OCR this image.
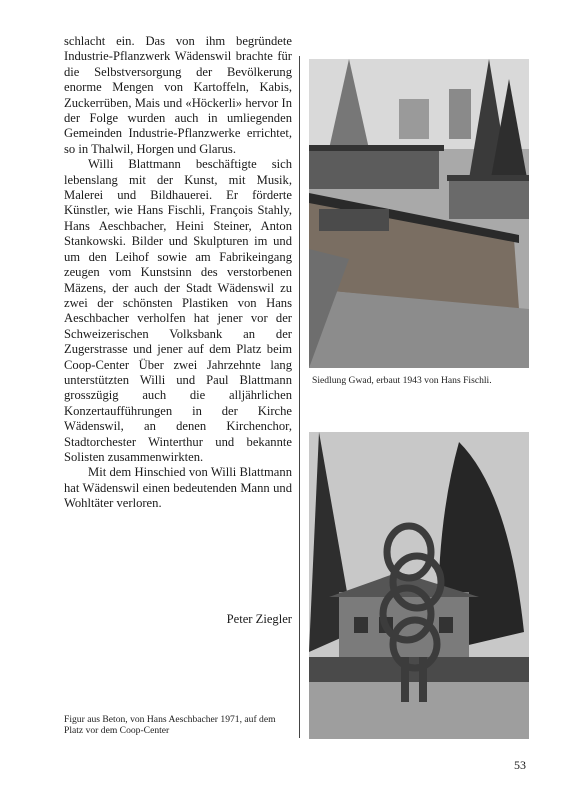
schlacht ein. Das von ihm begründete Industrie-Pflanzwerk Wädenswil brachte für die Selbstversorgung der Bevölkerung enorme Mengen von Kartoffeln, Kabis, Zuckerrüben, Mais und «Höckerli» hervor In der Folge wurden auch in umliegenden Gemeinden Industrie-Pflanzwerke errichtet, so in Thalwil, Horgen und Glarus.

Willi Blattmann beschäftigte sich lebenslang mit der Kunst, mit Musik, Malerei und Bildhauerei. Er förderte Künstler, wie Hans Fischli, François Stahly, Hans Aeschbacher, Heini Steiner, Anton Stankowski. Bilder und Skulpturen im und um den Leihof sowie am Fabrikeingang zeugen vom Kunstsinn des verstorbenen Mäzens, der auch der Stadt Wädenswil zu zwei der schönsten Plastiken von Hans Aeschbacher verholfen hat jener vor der Schweizerischen Volksbank an der Zugerstrasse und jener auf dem Platz beim Coop-Center Über zwei Jahrzehnte lang unterstützten Willi und Paul Blattmann grosszügig auch die alljährlichen Konzertaufführungen in der Kirche Wädenswil, an denen Kirchenchor, Stadtorchester Winterthur und bekannte Solisten zusammenwirkten.

Mit dem Hinschied von Willi Blattmann hat Wädenswil einen bedeutenden Mann und Wohltäter verloren.

Peter Ziegler
Siedlung Gwad, erbaut 1943 von Hans Fischli.
Figur aus Beton, von Hans Aeschbacher 1971, auf dem Platz vor dem Coop-Center
53
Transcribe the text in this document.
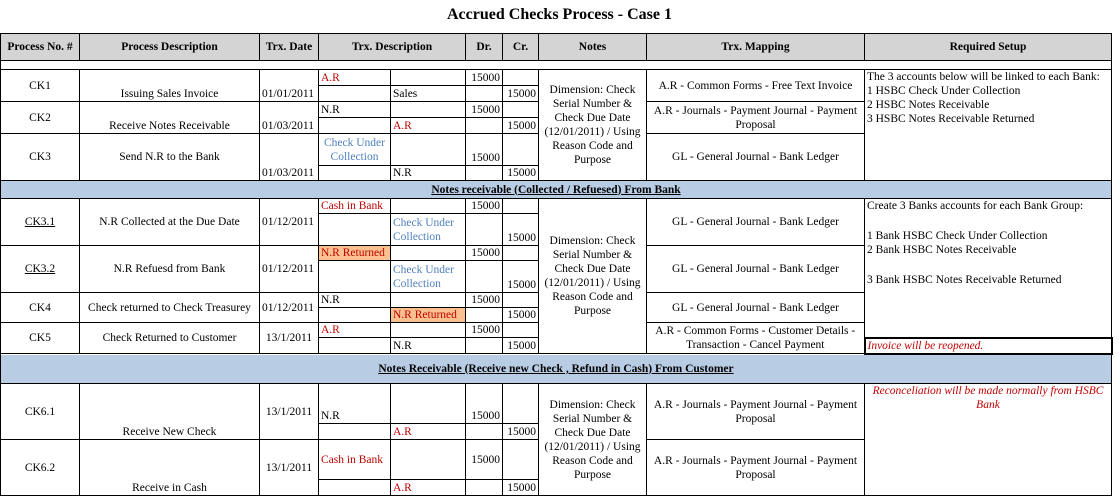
Accrued Checks Process - Case 1
Process No. #	Process Description	Trx. Date	Trx. Description		Dr.	Cr.	Notes	Trx. Mapping	Required Setup

CK1	Issuing Sales Invoice	01/01/2011	A.R		15000		Dimension: Check Serial Number & Check Due Date (12/01/2011) / Using Reason Code and Purpose	A.R - Common Forms - Free Text Invoice	The 3 accounts below will be linked to each Bank:
1 HSBC Check Under Collection
2 HSBC Notes Receivable
3 HSBC Notes Receivable Returned

				Sales		15000			
CK2	Receive Notes Receivable	01/03/2011	N.R		15000			A.R - Journals - Payment Journal - Payment Proposal	
				A.R		15000			
CK3	Send N.R to the Bank	01/03/2011	Check Under Collection		15000			GL - General Journal - Bank Ledger	
				N.R		15000			
Notes receivable (Collected / Refuesed) From Bank									
CK3.1	N.R Collected at the Due Date	01/12/2011	Cash in Bank		15000		Dimension: Check Serial Number & Check Due Date (12/01/2011) / Using Reason Code and Purpose	GL - General Journal - Bank Ledger	Create 3 Banks accounts for each Bank Group:
1 Bank HSBC Check Under Collection
2 Bank HSBC Notes Receivable
3 Bank HSBC Notes Receivable Returned

				Check Under Collection		15000			
CK3.2	N.R Refuesd from Bank	01/12/2011	N.R Returned		15000			GL - General Journal - Bank Ledger	
				Check Under Collection		15000			
CK4	Check returned to Check Treasurey	01/12/2011	N.R		15000			GL - General Journal - Bank Ledger	
				N.R Returned		15000			
CK5	Check Returned to Customer	13/1/2011	A.R		15000			A.R - Common Forms - Customer Details - Transaction - Cancel Payment	
				N.R		15000			Invoice will be reopened.
Notes Receivable (Receive new Check , Refund in Cash) From Customer									
CK6.1	Receive New Check	13/1/2011	N.R		15000		Dimension: Check Serial Number & Check Due Date (12/01/2011) / Using Reason Code and Purpose	A.R - Journals - Payment Journal - Payment Proposal	Reconceliation will be made normally from HSBC Bank
				A.R		15000			
CK6.2	Receive in Cash	13/1/2011	Cash in Bank		15000			A.R - Journals - Payment Journal - Payment Proposal	
				A.R		15000			
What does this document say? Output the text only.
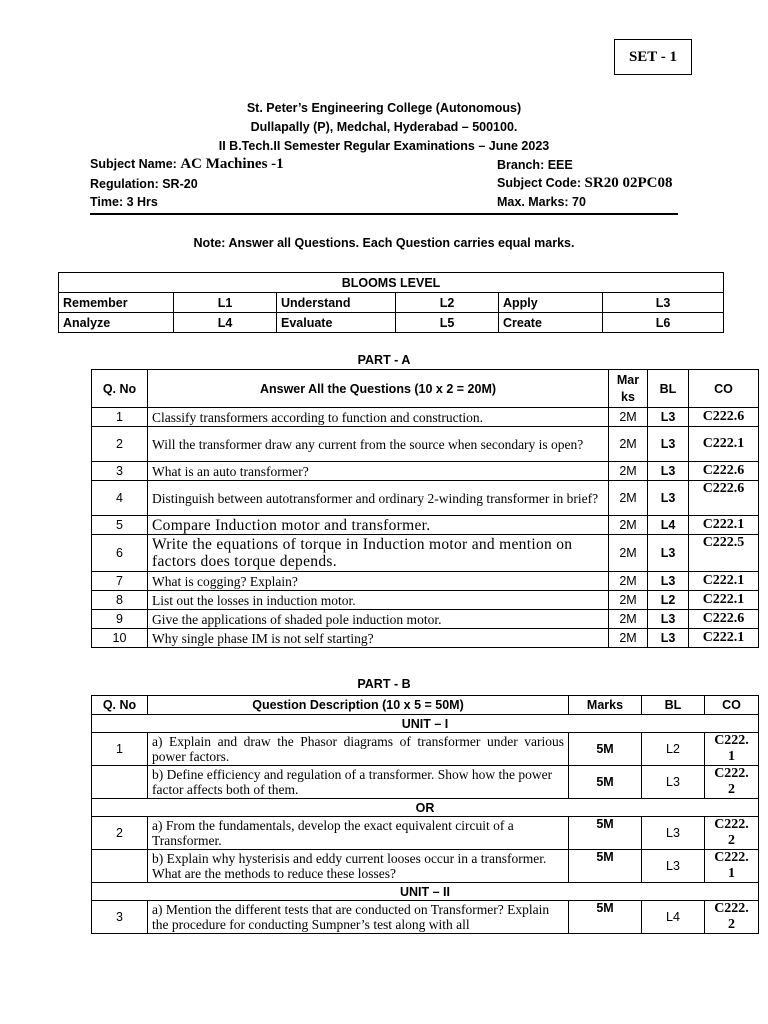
SET - 1
St. Peter’s Engineering College (Autonomous)
Dullapally (P), Medchal, Hyderabad – 500100.
II B.Tech.II Semester Regular Examinations – June 2023
Subject Name: AC Machines -1	Branch: EEE
Regulation: SR-20	Subject Code: SR20 02PC08
Time: 3 Hrs	Max. Marks: 70
Note: Answer all Questions. Each Question carries equal marks.
BLOOMS LEVEL					
Remember	L1	Understand	L2	Apply	L3
Analyze	L4	Evaluate	L5	Create	L6
PART - A
Q. No	Answer All the Questions (10 x 2 = 20M)	Mar ks	BL	CO
1	Classify transformers according to function and construction.	2M	L3	C222.6
2	Will the transformer draw any current from the source when secondary is open?	2M	L3	C222.1
3	What is an auto transformer?	2M	L3	C222.6
4	Distinguish between autotransformer and ordinary 2-winding transformer in brief?	2M	L3	C222.6
5	Compare Induction motor and transformer.	2M	L4	C222.1
6	Write the equations of torque in Induction motor and mention on factors does torque depends.	2M	L3	C222.5
7	What is cogging? Explain?	2M	L3	C222.1
8	List out the losses in induction motor.	2M	L2	C222.1
9	Give the applications of shaded pole induction motor.	2M	L3	C222.6
10	Why single phase IM is not self starting?	2M	L3	C222.1
PART - B
Q. No	Question Description (10 x 5 = 50M)	Marks	BL	CO
UNIT – I				
1	a) Explain and draw the Phasor diagrams of transformer under various power factors.	5M	L2	C222. 1
	b) Define efficiency and regulation of a transformer. Show how the power factor affects both of them.	5M	L3	C222. 2
OR				
2	a) From the fundamentals, develop the exact equivalent circuit of a Transformer.	5M	L3	C222. 2
	b) Explain why hysterisis and eddy current looses occur in a transformer. What are the methods to reduce these losses?	5M	L3	C222. 1
UNIT – II				
3	a) Mention the different tests that are conducted on Transformer? Explain the procedure for conducting Sumpner’s test along with all	5M	L4	C222. 2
━━━━━━━━━━
# [Exercise description]
From the data above, write out everything exactly except the pictures.

# [Solution for this exercise]
OCR this image.
schlacht ein. Das von ihm begründete Industrie-Pflanzwerk Wädenswil brachte für die Selbstversorgung der Bevölkerung enorme Mengen von Kartoffeln, Kabis, Zuckerrüben, Mais und «Höckerli» hervor In der Folge wurden auch in umliegenden Gemeinden Industrie-Pflanzwerke errichtet, so in Thalwil, Horgen und Glarus.

Willi Blattmann beschäftigte sich lebenslang mit der Kunst, mit Musik, Malerei und Bildhauerei. Er förderte Künstler, wie Hans Fischli, François Stahly, Hans Aeschbacher, Heini Steiner, Anton Stankowski. Bilder und Skulpturen im und um den Leihof sowie am Fabrikeingang zeugen vom Kunstsinn des verstorbenen Mäzens, der auch der Stadt Wädenswil zu zwei der schönsten Plastiken von Hans Aeschbacher verholfen hat jener vor der Schweizerischen Volksbank an der Zugerstrasse und jener auf dem Platz beim Coop-Center Über zwei Jahrzehnte lang unterstützten Willi und Paul Blattmann grosszügig auch die alljährlichen Konzertaufführungen in der Kirche Wädenswil, an denen Kirchenchor, Stadtorchester Winterthur und bekannte Solisten zusammenwirkten.

Mit dem Hinschied von Willi Blattmann hat Wädenswil einen bedeutenden Mann und Wohltäter verloren.

Peter Ziegler
Siedlung Gwad, erbaut 1943 von Hans Fischli.
Figur aus Beton, von Hans Aeschbacher 1971, auf dem Platz vor dem Coop-Center
53
Transcribe the text in this document.
Accrued Checks Process - Case 1
Process No. #	Process Description	Trx. Date	Trx. Description		Dr.	Cr.	Notes	Trx. Mapping	Required Setup

CK1	Issuing Sales Invoice	01/01/2011	A.R		15000		Dimension: Check Serial Number & Check Due Date (12/01/2011) / Using Reason Code and Purpose	A.R - Common Forms - Free Text Invoice	The 3 accounts below will be linked to each Bank:
1 HSBC Check Under Collection
2 HSBC Notes Receivable
3 HSBC Notes Receivable Returned

				Sales		15000			
CK2	Receive Notes Receivable	01/03/2011	N.R		15000			A.R - Journals - Payment Journal - Payment Proposal	
				A.R		15000			
CK3	Send N.R to the Bank	01/03/2011	Check Under Collection		15000			GL - General Journal - Bank Ledger	
				N.R		15000			
Notes receivable (Collected / Refuesed) From Bank									
CK3.1	N.R Collected at the Due Date	01/12/2011	Cash in Bank		15000		Dimension: Check Serial Number & Check Due Date (12/01/2011) / Using Reason Code and Purpose	GL - General Journal - Bank Ledger	Create 3 Banks accounts for each Bank Group:
1 Bank HSBC Check Under Collection
2 Bank HSBC Notes Receivable
3 Bank HSBC Notes Receivable Returned

				Check Under Collection		15000			
CK3.2	N.R Refuesd from Bank	01/12/2011	N.R Returned		15000			GL - General Journal - Bank Ledger	
				Check Under Collection		15000			
CK4	Check returned to Check Treasurey	01/12/2011	N.R		15000			GL - General Journal - Bank Ledger	
				N.R Returned		15000			
CK5	Check Returned to Customer	13/1/2011	A.R		15000			A.R - Common Forms - Customer Details - Transaction - Cancel Payment	
				N.R		15000			Invoice will be reopened.
Notes Receivable (Receive new Check , Refund in Cash) From Customer									
CK6.1	Receive New Check	13/1/2011	N.R		15000		Dimension: Check Serial Number & Check Due Date (12/01/2011) / Using Reason Code and Purpose	A.R - Journals - Payment Journal - Payment Proposal	Reconceliation will be made normally from HSBC Bank
				A.R		15000			
CK6.2	Receive in Cash	13/1/2011	Cash in Bank		15000			A.R - Journals - Payment Journal - Payment Proposal	
				A.R		15000			
What does this document say? Output the text only.
SET - 1
St. Peter’s Engineering College (Autonomous)
Dullapally (P), Medchal, Hyderabad – 500100.
II B.Tech.II Semester Regular Examinations – June 2023
Subject Name: AC Machines -1	Branch: EEE
Regulation: SR-20	Subject Code: SR20 02PC08
Time: 3 Hrs	Max. Marks: 70
Note: Answer all Questions. Each Question carries equal marks.
BLOOMS LEVEL					
Remember	L1	Understand	L2	Apply	L3
Analyze	L4	Evaluate	L5	Create	L6
PART - A
Q. No	Answer All the Questions (10 x 2 = 20M)	Mar ks	BL	CO
1	Classify transformers according to function and construction.	2M	L3	C222.6
2	Will the transformer draw any current from the source when secondary is open?	2M	L3	C222.1
3	What is an auto transformer?	2M	L3	C222.6
4	Distinguish between autotransformer and ordinary 2-winding transformer in brief?	2M	L3	C222.6
5	Compare Induction motor and transformer.	2M	L4	C222.1
6	Write the equations of torque in Induction motor and mention on factors does torque depends.	2M	L3	C222.5
7	What is cogging? Explain?	2M	L3	C222.1
8	List out the losses in induction motor.	2M	L2	C222.1
9	Give the applications of shaded pole induction motor.	2M	L3	C222.6
10	Why single phase IM is not self starting?	2M	L3	C222.1
PART - B
Q. No	Question Description (10 x 5 = 50M)	Marks	BL	CO
UNIT – I				
1	a) Explain and draw the Phasor diagrams of transformer under various power factors.	5M	L2	C222. 1
	b) Define efficiency and regulation of a transformer. Show how the power factor affects both of them.	5M	L3	C222. 2
OR				
2	a) From the fundamentals, develop the exact equivalent circuit of a Transformer.	5M	L3	C222. 2
	b) Explain why hysterisis and eddy current looses occur in a transformer. What are the methods to reduce these losses?	5M	L3	C222. 1
UNIT – II				
3	a) Mention the different tests that are conducted on Transformer? Explain the procedure for conducting Sumpner’s test along with all	5M	L4	C222. 2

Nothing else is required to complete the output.